STATED TASK :: Print all records exactly, leaving nothing out.

(Dataset rows about figures)
• • • • •
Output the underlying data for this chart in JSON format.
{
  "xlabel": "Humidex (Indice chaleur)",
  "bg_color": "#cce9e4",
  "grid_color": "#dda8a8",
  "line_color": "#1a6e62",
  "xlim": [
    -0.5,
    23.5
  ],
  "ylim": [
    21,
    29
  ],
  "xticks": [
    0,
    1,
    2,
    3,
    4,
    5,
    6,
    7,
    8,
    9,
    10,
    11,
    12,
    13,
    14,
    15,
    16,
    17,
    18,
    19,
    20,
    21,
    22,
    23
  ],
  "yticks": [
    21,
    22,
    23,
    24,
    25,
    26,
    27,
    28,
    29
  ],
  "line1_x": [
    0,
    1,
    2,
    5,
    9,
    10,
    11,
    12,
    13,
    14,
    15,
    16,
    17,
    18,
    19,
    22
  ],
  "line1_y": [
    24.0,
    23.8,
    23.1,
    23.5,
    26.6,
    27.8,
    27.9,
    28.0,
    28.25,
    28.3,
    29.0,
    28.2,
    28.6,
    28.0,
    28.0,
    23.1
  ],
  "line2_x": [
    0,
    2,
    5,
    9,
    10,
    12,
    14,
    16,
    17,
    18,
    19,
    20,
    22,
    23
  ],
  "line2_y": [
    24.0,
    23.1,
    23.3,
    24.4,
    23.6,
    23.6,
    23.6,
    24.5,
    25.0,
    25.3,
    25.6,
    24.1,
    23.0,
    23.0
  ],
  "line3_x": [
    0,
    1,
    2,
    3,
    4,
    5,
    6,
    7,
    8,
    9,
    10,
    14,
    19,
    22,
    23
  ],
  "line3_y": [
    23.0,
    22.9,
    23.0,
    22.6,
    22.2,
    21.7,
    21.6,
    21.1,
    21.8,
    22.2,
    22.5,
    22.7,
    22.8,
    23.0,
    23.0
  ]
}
• • • • •
ANSWER IN FULL ::
Output the underlying data for this chart in JSON format.
{
  "xlabel": "Humidex (Indice chaleur)",
  "bg_color": "#cce9e4",
  "grid_color": "#dda8a8",
  "line_color": "#1a6e62",
  "xlim": [
    -0.5,
    23.5
  ],
  "ylim": [
    21,
    29
  ],
  "xticks": [
    0,
    1,
    2,
    3,
    4,
    5,
    6,
    7,
    8,
    9,
    10,
    11,
    12,
    13,
    14,
    15,
    16,
    17,
    18,
    19,
    20,
    21,
    22,
    23
  ],
  "yticks": [
    21,
    22,
    23,
    24,
    25,
    26,
    27,
    28,
    29
  ],
  "line1_x": [
    0,
    1,
    2,
    5,
    9,
    10,
    11,
    12,
    13,
    14,
    15,
    16,
    17,
    18,
    19,
    22
  ],
  "line1_y": [
    24.0,
    23.8,
    23.1,
    23.5,
    26.6,
    27.8,
    27.9,
    28.0,
    28.25,
    28.3,
    29.0,
    28.2,
    28.6,
    28.0,
    28.0,
    23.1
  ],
  "line2_x": [
    0,
    2,
    5,
    9,
    10,
    12,
    14,
    16,
    17,
    18,
    19,
    20,
    22,
    23
  ],
  "line2_y": [
    24.0,
    23.1,
    23.3,
    24.4,
    23.6,
    23.6,
    23.6,
    24.5,
    25.0,
    25.3,
    25.6,
    24.1,
    23.0,
    23.0
  ],
  "line3_x": [
    0,
    1,
    2,
    3,
    4,
    5,
    6,
    7,
    8,
    9,
    10,
    14,
    19,
    22,
    23
  ],
  "line3_y": [
    23.0,
    22.9,
    23.0,
    22.6,
    22.2,
    21.7,
    21.6,
    21.1,
    21.8,
    22.2,
    22.5,
    22.7,
    22.8,
    23.0,
    23.0
  ]
}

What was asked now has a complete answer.